[Extracted data entries]
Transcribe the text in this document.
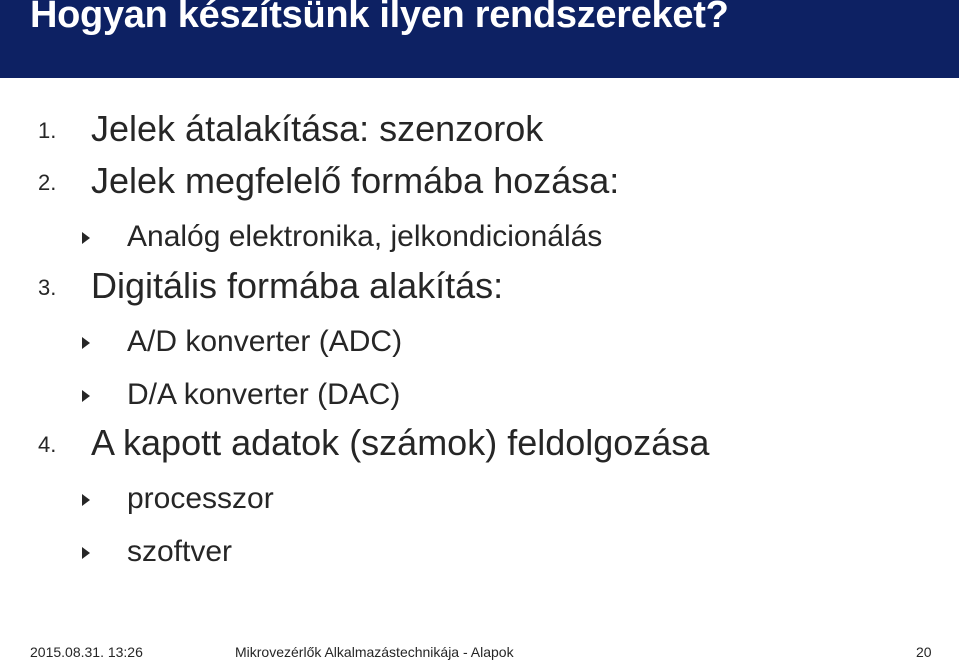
Hogyan készítsünk ilyen rendszereket?
1. Jelek átalakítása: szenzorok
2. Jelek megfelelő formába hozása:
Analóg elektronika, jelkondicionálás
3. Digitális formába alakítás:
A/D konverter (ADC)
D/A konverter (DAC)
4. A kapott adatok (számok) feldolgozása
processzor
szoftver
2015.08.31. 13:26	Mikrovezérlők Alkalmazástechnikája - Alapok	20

• Task description
Your task is an exact transcription of all the data, minus the pictures.

• The completed task
Transcribe the text in this document.
Hogyan készítsünk ilyen rendszereket?
1. Jelek átalakítása: szenzorok
2. Jelek megfelelő formába hozása:
Analóg elektronika, jelkondicionálás
3. Digitális formába alakítás:
A/D konverter (ADC)
D/A konverter (DAC)
4. A kapott adatok (számok) feldolgozása
processzor
szoftver
2015.08.31. 13:26	Mikrovezérlők Alkalmazástechnikája - Alapok	20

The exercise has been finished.